→ **Request**
Every line with the word "Betreff" in it should be extracted from the data that follows.

** begin **

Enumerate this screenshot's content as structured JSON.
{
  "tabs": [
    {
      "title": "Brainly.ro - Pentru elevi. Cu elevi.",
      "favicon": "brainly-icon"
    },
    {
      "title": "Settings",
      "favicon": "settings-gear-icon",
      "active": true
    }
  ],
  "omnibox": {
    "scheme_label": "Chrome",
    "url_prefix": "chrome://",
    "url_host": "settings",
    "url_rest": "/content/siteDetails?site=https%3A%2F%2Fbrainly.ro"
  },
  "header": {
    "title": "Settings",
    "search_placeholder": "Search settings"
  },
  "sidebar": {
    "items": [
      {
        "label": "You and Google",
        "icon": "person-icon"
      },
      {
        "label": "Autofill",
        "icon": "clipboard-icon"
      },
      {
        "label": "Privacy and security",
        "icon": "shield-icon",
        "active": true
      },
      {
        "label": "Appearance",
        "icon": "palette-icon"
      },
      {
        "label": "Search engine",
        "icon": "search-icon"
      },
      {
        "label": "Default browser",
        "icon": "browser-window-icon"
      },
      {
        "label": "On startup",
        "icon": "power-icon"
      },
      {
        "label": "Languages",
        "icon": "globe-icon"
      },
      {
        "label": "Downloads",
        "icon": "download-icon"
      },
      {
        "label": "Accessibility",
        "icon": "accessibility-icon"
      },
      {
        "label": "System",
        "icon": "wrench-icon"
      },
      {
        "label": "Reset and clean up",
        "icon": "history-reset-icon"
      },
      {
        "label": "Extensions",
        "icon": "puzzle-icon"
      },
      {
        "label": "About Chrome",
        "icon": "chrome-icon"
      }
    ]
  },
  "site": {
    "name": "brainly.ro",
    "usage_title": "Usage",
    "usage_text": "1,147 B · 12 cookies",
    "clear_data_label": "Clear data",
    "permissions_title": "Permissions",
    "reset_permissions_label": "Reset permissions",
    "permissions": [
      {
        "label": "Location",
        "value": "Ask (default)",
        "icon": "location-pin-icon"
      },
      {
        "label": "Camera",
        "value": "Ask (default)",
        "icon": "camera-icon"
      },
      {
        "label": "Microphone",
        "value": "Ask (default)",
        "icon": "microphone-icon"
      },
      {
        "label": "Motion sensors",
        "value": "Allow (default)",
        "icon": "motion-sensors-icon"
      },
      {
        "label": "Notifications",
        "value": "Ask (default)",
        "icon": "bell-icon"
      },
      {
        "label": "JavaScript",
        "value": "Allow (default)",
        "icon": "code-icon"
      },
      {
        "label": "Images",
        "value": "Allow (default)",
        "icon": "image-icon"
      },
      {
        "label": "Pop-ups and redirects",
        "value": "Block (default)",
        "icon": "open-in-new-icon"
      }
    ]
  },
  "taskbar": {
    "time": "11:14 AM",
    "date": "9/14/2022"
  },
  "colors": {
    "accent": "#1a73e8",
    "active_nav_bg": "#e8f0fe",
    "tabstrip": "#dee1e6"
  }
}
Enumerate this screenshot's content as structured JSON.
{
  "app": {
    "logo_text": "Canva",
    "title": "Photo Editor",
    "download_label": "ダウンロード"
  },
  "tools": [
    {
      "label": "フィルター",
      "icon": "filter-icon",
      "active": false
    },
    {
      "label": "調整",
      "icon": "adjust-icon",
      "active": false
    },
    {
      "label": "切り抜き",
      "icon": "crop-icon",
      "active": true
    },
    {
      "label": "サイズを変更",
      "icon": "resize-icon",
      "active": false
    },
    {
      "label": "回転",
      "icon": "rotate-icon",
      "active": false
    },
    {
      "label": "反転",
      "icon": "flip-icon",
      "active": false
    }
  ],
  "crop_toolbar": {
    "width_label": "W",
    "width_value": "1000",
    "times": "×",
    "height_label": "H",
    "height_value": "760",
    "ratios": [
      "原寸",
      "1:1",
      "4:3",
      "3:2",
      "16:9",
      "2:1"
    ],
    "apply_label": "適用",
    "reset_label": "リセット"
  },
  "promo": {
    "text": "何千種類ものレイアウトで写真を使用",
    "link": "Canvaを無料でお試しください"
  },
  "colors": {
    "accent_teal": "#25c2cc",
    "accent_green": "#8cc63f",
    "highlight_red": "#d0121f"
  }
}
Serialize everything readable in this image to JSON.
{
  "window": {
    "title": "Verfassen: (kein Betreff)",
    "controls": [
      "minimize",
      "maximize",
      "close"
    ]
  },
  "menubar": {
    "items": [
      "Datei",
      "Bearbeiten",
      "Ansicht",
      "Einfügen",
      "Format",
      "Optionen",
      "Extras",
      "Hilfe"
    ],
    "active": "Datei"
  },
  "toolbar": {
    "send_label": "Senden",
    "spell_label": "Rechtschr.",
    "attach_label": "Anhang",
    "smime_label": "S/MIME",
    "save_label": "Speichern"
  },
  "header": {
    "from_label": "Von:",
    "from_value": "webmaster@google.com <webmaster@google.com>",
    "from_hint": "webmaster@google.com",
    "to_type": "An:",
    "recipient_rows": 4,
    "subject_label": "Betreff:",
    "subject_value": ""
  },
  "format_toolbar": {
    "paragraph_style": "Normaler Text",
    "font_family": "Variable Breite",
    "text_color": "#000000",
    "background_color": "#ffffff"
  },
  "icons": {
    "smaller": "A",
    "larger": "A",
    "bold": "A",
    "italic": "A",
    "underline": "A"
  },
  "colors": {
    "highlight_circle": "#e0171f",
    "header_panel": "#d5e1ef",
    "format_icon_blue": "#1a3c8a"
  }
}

** end **
** begin **

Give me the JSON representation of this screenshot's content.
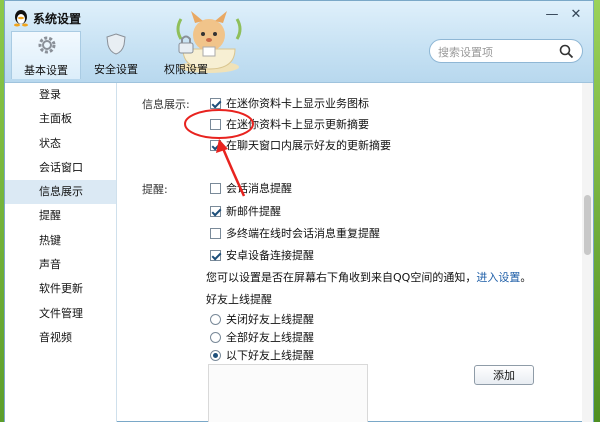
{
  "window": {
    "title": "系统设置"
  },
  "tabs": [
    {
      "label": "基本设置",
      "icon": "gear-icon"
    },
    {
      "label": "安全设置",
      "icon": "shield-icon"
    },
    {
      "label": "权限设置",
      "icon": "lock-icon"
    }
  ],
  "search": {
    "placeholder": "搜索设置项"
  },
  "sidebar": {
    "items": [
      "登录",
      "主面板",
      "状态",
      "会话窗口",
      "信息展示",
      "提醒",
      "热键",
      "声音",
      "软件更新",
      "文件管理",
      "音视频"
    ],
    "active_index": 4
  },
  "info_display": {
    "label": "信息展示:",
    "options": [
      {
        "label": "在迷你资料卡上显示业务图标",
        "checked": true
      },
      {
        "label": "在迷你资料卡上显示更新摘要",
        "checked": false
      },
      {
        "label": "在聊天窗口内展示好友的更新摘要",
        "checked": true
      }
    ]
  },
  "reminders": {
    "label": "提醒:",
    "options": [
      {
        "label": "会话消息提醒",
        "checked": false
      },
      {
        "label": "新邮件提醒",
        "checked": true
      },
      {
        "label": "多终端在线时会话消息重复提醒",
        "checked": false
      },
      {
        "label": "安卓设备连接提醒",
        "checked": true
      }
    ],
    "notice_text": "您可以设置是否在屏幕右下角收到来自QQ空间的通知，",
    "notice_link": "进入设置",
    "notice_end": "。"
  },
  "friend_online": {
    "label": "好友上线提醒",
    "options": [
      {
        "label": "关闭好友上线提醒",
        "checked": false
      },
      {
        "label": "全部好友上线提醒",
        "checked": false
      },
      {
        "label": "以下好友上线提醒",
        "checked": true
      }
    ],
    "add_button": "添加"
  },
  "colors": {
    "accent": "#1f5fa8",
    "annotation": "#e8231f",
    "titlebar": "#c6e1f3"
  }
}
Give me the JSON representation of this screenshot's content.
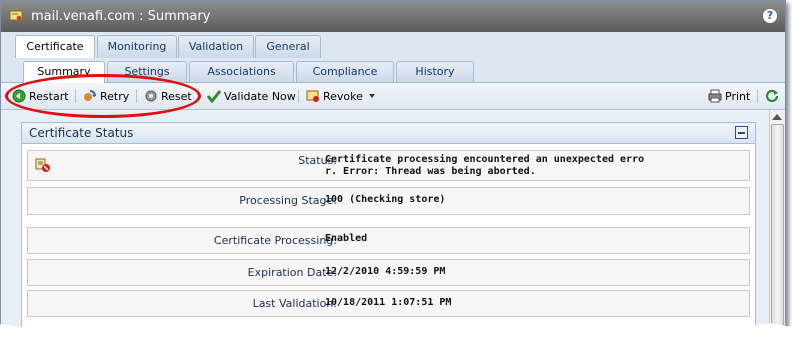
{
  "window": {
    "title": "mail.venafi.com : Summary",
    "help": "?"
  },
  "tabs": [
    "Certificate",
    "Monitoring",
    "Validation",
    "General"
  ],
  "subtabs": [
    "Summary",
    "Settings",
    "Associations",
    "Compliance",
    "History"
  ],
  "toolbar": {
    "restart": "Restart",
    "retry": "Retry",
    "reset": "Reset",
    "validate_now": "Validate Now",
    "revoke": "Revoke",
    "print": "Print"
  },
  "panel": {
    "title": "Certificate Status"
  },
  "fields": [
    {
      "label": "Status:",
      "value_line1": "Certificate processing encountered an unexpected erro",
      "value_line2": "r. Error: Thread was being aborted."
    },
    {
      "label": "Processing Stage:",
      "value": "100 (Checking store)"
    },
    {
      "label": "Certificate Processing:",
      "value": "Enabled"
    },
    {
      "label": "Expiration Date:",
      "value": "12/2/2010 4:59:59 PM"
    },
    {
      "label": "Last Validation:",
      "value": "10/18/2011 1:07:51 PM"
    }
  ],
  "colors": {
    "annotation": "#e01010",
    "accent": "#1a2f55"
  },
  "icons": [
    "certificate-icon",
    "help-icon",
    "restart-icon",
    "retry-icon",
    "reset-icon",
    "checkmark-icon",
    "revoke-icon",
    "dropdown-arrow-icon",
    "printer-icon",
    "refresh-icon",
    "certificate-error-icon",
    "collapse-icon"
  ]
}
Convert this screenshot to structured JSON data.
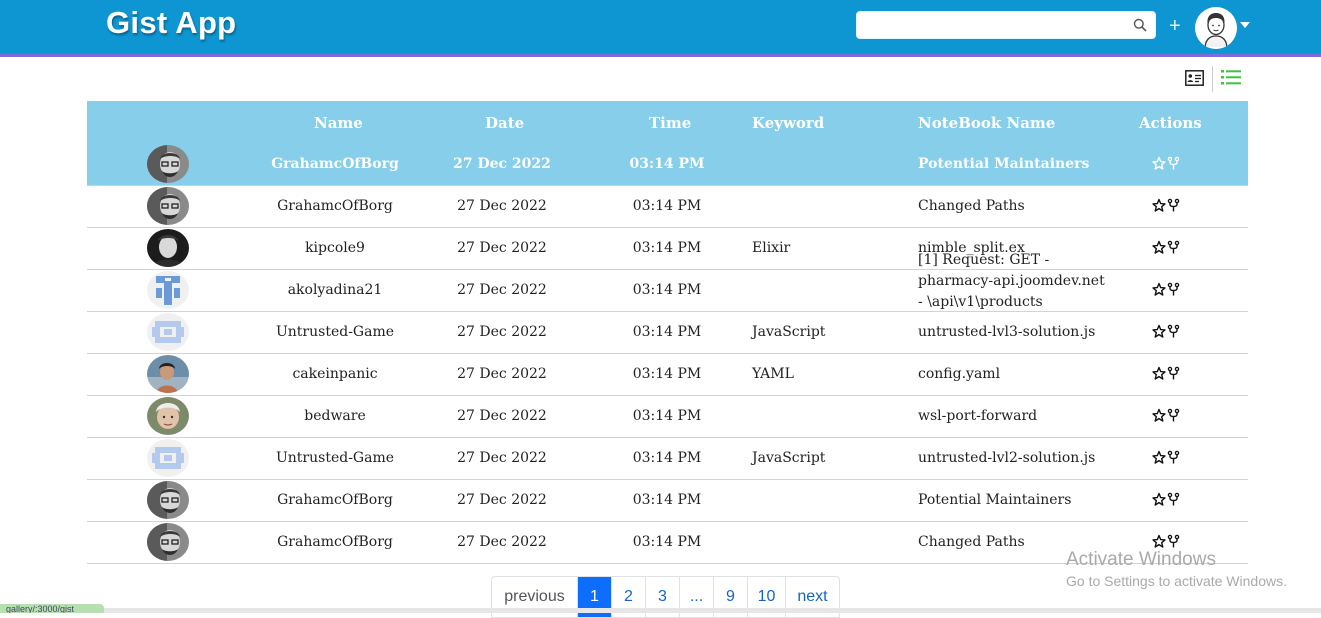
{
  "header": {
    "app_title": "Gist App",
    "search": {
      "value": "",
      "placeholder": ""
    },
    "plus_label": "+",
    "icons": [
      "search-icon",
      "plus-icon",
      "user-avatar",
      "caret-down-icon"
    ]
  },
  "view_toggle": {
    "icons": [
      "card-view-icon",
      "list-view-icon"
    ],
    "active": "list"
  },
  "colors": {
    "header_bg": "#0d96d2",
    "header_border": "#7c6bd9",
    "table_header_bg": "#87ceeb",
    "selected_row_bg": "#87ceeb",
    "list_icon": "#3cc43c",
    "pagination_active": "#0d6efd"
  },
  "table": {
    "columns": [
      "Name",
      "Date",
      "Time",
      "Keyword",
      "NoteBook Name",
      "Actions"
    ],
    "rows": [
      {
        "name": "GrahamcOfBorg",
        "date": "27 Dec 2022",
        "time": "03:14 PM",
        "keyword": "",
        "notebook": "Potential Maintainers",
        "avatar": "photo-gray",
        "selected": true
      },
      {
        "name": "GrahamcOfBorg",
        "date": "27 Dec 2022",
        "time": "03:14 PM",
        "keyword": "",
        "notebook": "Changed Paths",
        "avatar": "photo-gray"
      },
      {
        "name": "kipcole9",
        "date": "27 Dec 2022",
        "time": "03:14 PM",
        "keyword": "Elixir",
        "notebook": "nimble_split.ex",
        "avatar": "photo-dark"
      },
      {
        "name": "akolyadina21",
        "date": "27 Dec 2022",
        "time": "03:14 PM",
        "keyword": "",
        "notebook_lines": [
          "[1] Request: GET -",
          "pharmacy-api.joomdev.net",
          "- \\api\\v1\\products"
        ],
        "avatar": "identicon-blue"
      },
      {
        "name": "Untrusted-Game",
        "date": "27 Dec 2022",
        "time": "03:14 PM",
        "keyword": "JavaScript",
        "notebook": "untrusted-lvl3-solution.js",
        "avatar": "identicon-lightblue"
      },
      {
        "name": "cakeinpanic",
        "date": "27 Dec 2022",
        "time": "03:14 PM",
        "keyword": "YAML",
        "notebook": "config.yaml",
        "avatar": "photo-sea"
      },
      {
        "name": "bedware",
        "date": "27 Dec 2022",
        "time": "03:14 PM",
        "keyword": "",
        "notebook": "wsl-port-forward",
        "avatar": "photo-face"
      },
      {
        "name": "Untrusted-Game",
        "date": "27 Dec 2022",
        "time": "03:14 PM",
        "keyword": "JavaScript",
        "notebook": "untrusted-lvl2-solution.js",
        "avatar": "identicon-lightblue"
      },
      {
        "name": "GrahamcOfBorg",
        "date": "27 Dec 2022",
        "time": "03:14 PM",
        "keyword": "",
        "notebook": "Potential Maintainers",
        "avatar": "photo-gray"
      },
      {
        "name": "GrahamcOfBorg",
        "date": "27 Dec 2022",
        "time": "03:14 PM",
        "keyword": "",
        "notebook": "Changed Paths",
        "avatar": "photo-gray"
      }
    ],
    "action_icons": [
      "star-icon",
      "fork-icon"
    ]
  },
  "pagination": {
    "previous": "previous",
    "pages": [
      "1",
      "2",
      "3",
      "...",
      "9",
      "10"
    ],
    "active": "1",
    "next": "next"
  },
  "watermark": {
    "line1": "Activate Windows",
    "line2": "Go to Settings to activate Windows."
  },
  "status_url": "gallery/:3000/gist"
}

** end **
** begin **

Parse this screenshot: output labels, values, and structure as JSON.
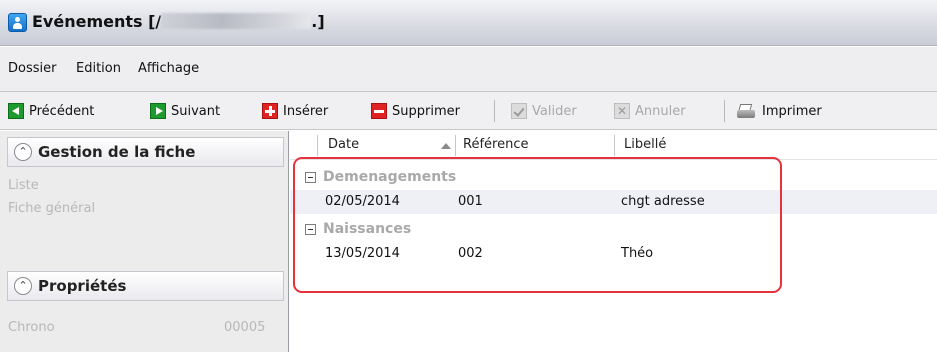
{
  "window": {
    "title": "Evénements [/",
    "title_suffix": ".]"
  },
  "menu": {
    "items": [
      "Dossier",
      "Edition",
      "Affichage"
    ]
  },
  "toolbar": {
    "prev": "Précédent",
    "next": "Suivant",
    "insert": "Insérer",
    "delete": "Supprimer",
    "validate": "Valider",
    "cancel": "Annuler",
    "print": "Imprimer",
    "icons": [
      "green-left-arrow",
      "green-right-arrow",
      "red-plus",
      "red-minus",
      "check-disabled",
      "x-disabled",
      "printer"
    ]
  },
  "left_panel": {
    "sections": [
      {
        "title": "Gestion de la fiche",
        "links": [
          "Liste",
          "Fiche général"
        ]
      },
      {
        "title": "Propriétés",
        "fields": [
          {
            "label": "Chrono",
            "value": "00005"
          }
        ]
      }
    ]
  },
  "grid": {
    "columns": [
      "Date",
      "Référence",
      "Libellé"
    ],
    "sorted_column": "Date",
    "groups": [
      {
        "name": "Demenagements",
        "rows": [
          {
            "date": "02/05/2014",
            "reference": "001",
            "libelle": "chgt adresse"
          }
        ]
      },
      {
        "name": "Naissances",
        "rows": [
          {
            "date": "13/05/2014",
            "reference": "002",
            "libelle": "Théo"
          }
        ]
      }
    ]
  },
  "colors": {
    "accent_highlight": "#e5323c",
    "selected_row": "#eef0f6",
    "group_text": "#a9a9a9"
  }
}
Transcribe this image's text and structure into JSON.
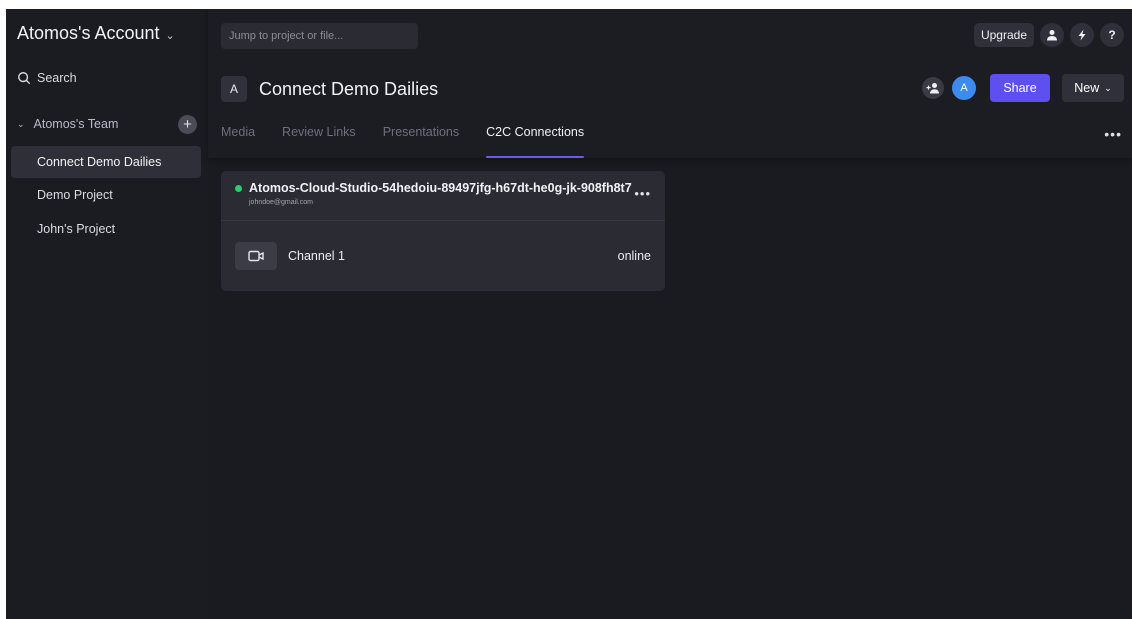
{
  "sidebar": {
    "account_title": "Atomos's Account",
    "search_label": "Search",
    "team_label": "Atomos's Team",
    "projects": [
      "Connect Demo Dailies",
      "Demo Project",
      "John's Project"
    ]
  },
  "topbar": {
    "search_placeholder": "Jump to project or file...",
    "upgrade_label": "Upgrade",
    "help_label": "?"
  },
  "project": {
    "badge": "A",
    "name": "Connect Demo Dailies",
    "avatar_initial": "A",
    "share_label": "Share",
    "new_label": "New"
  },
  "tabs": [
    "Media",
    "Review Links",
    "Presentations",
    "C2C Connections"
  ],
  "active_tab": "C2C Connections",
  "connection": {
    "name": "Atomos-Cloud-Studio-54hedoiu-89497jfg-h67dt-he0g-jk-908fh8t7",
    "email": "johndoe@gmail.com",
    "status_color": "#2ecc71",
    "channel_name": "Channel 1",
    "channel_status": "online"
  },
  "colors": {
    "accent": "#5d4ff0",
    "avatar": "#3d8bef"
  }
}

** end **

→ **Result of the exercise**
    "title": "Verfassen: (kein Betreff)",
    "subject_label": "Betreff:",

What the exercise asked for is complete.